=== YOUR OBJECTIVE ===
Leaving out the pictures, please retype each record exactly.

╔══

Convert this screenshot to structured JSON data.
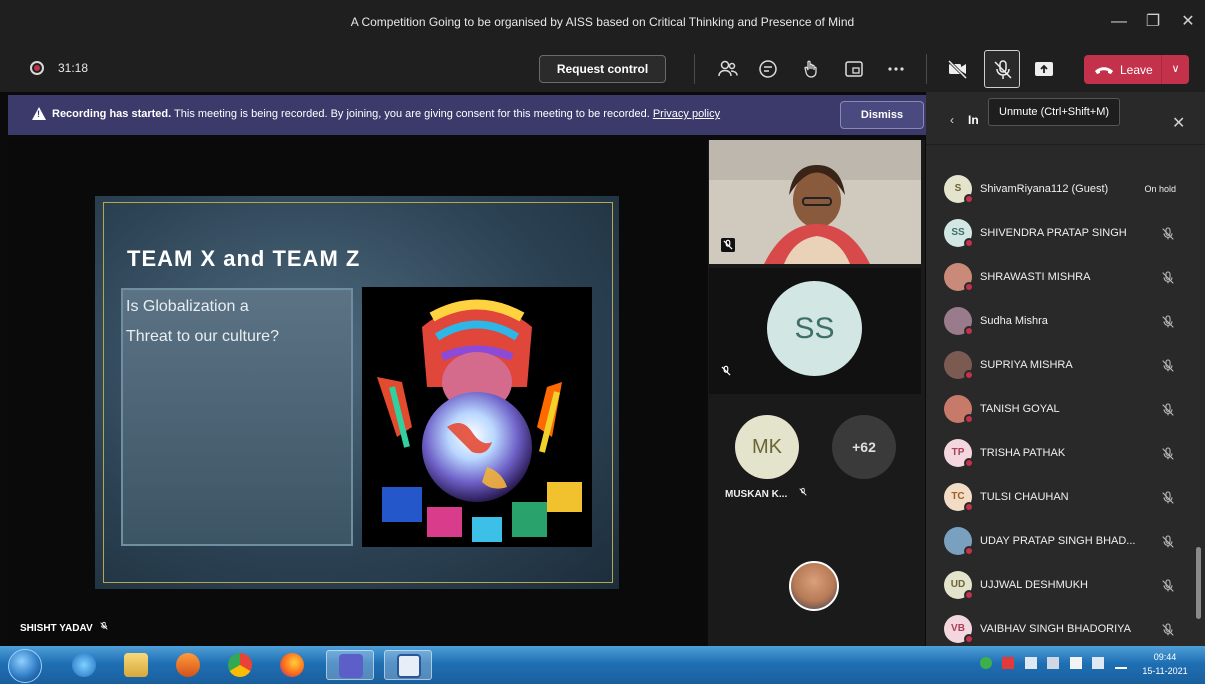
{
  "window": {
    "title": "A Competition Going to be organised by AISS based on Critical Thinking and Presence of Mind",
    "minimize_icon": "minimize-icon",
    "maximize_icon": "maximize-icon",
    "close_icon": "close-icon"
  },
  "toolbar": {
    "timer": "31:18",
    "request_control_label": "Request control",
    "leave_label": "Leave",
    "icons": [
      "participants-icon",
      "chat-icon",
      "reactions-icon",
      "rooms-icon",
      "more-icon",
      "camera-off-icon",
      "mic-off-icon",
      "share-icon",
      "phone-icon"
    ],
    "leave_color": "#c4314b"
  },
  "banner": {
    "bold": "Recording has started.",
    "text": " This meeting is being recorded. By joining, you are giving consent for this meeting to be recorded. ",
    "link": "Privacy policy",
    "dismiss_label": "Dismiss",
    "background": "#3b3a6b"
  },
  "tooltip": {
    "text": "Unmute (Ctrl+Shift+M)"
  },
  "panel": {
    "header_partial": "In",
    "participants": [
      {
        "initials": "S",
        "name": "ShivamRiyana112 (Guest)",
        "status": "On hold",
        "av_bg": "#e4e3cb",
        "av_fg": "#6a6636"
      },
      {
        "initials": "SS",
        "name": "SHIVENDRA PRATAP SINGH",
        "status": "",
        "av_bg": "#d2e7e4",
        "av_fg": "#3e6f6a"
      },
      {
        "initials": "",
        "name": "SHRAWASTI MISHRA",
        "status": "",
        "av_bg": "#c98a7a",
        "av_fg": "#fff"
      },
      {
        "initials": "",
        "name": "Sudha Mishra",
        "status": "",
        "av_bg": "#9a7b8c",
        "av_fg": "#fff"
      },
      {
        "initials": "",
        "name": "SUPRIYA MISHRA",
        "status": "",
        "av_bg": "#7b5a52",
        "av_fg": "#fff"
      },
      {
        "initials": "",
        "name": "TANISH GOYAL",
        "status": "",
        "av_bg": "#c77a6a",
        "av_fg": "#fff"
      },
      {
        "initials": "TP",
        "name": "TRISHA PATHAK",
        "status": "",
        "av_bg": "#f3d6de",
        "av_fg": "#a8415a"
      },
      {
        "initials": "TC",
        "name": "TULSI CHAUHAN",
        "status": "",
        "av_bg": "#f3dcc6",
        "av_fg": "#a0602a"
      },
      {
        "initials": "",
        "name": "UDAY PRATAP SINGH BHAD...",
        "status": "",
        "av_bg": "#7aa0c0",
        "av_fg": "#fff"
      },
      {
        "initials": "UD",
        "name": "UJJWAL DESHMUKH",
        "status": "",
        "av_bg": "#e4e3cb",
        "av_fg": "#6a6636"
      },
      {
        "initials": "VB",
        "name": "VAIBHAV SINGH BHADORIYA",
        "status": "",
        "av_bg": "#f3d6de",
        "av_fg": "#a8415a"
      }
    ]
  },
  "stage": {
    "slide_title": "TEAM X and TEAM Z",
    "slide_line1": "Is Globalization a",
    "slide_line2": "Threat to our culture?",
    "speaker_name": "SHISHT YADAV"
  },
  "gallery": {
    "avatar_ss": "SS",
    "avatar_mk": "MK",
    "mk_name": "MUSKAN K...",
    "more_count": "+62"
  },
  "taskbar": {
    "apps": [
      "ie-icon",
      "explorer-icon",
      "media-player-icon",
      "chrome-icon",
      "firefox-icon",
      "teams-icon",
      "word-icon"
    ],
    "time": "09:44",
    "date": "15-11-2021"
  }
}
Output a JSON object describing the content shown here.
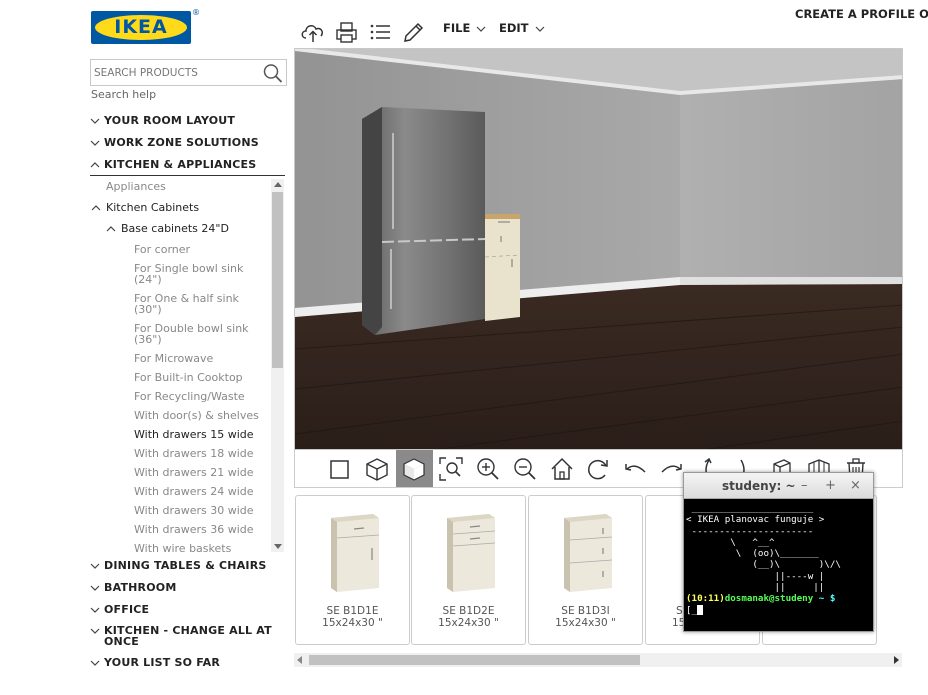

╚══

=== ANSWER TO THIS PROBLEM ===
Convert this screenshot to structured JSON data.
{
  "window": {
    "title": "A Competition Going to be organised by AISS based on Critical Thinking and Presence of Mind",
    "minimize_icon": "minimize-icon",
    "maximize_icon": "maximize-icon",
    "close_icon": "close-icon"
  },
  "toolbar": {
    "timer": "31:18",
    "request_control_label": "Request control",
    "leave_label": "Leave",
    "icons": [
      "participants-icon",
      "chat-icon",
      "reactions-icon",
      "rooms-icon",
      "more-icon",
      "camera-off-icon",
      "mic-off-icon",
      "share-icon",
      "phone-icon"
    ],
    "leave_color": "#c4314b"
  },
  "banner": {
    "bold": "Recording has started.",
    "text": " This meeting is being recorded. By joining, you are giving consent for this meeting to be recorded. ",
    "link": "Privacy policy",
    "dismiss_label": "Dismiss",
    "background": "#3b3a6b"
  },
  "tooltip": {
    "text": "Unmute (Ctrl+Shift+M)"
  },
  "panel": {
    "header_partial": "In",
    "participants": [
      {
        "initials": "S",
        "name": "ShivamRiyana112 (Guest)",
        "status": "On hold",
        "av_bg": "#e4e3cb",
        "av_fg": "#6a6636"
      },
      {
        "initials": "SS",
        "name": "SHIVENDRA PRATAP SINGH",
        "status": "",
        "av_bg": "#d2e7e4",
        "av_fg": "#3e6f6a"
      },
      {
        "initials": "",
        "name": "SHRAWASTI MISHRA",
        "status": "",
        "av_bg": "#c98a7a",
        "av_fg": "#fff"
      },
      {
        "initials": "",
        "name": "Sudha Mishra",
        "status": "",
        "av_bg": "#9a7b8c",
        "av_fg": "#fff"
      },
      {
        "initials": "",
        "name": "SUPRIYA MISHRA",
        "status": "",
        "av_bg": "#7b5a52",
        "av_fg": "#fff"
      },
      {
        "initials": "",
        "name": "TANISH GOYAL",
        "status": "",
        "av_bg": "#c77a6a",
        "av_fg": "#fff"
      },
      {
        "initials": "TP",
        "name": "TRISHA PATHAK",
        "status": "",
        "av_bg": "#f3d6de",
        "av_fg": "#a8415a"
      },
      {
        "initials": "TC",
        "name": "TULSI CHAUHAN",
        "status": "",
        "av_bg": "#f3dcc6",
        "av_fg": "#a0602a"
      },
      {
        "initials": "",
        "name": "UDAY PRATAP SINGH BHAD...",
        "status": "",
        "av_bg": "#7aa0c0",
        "av_fg": "#fff"
      },
      {
        "initials": "UD",
        "name": "UJJWAL DESHMUKH",
        "status": "",
        "av_bg": "#e4e3cb",
        "av_fg": "#6a6636"
      },
      {
        "initials": "VB",
        "name": "VAIBHAV SINGH BHADORIYA",
        "status": "",
        "av_bg": "#f3d6de",
        "av_fg": "#a8415a"
      }
    ]
  },
  "stage": {
    "slide_title": "TEAM X and TEAM Z",
    "slide_line1": "Is Globalization a",
    "slide_line2": "Threat to our culture?",
    "speaker_name": "SHISHT YADAV"
  },
  "gallery": {
    "avatar_ss": "SS",
    "avatar_mk": "MK",
    "mk_name": "MUSKAN K...",
    "more_count": "+62"
  },
  "taskbar": {
    "apps": [
      "ie-icon",
      "explorer-icon",
      "media-player-icon",
      "chrome-icon",
      "firefox-icon",
      "teams-icon",
      "word-icon"
    ],
    "time": "09:44",
    "date": "15-11-2021"
  }
}
Output a JSON object describing the content shown here.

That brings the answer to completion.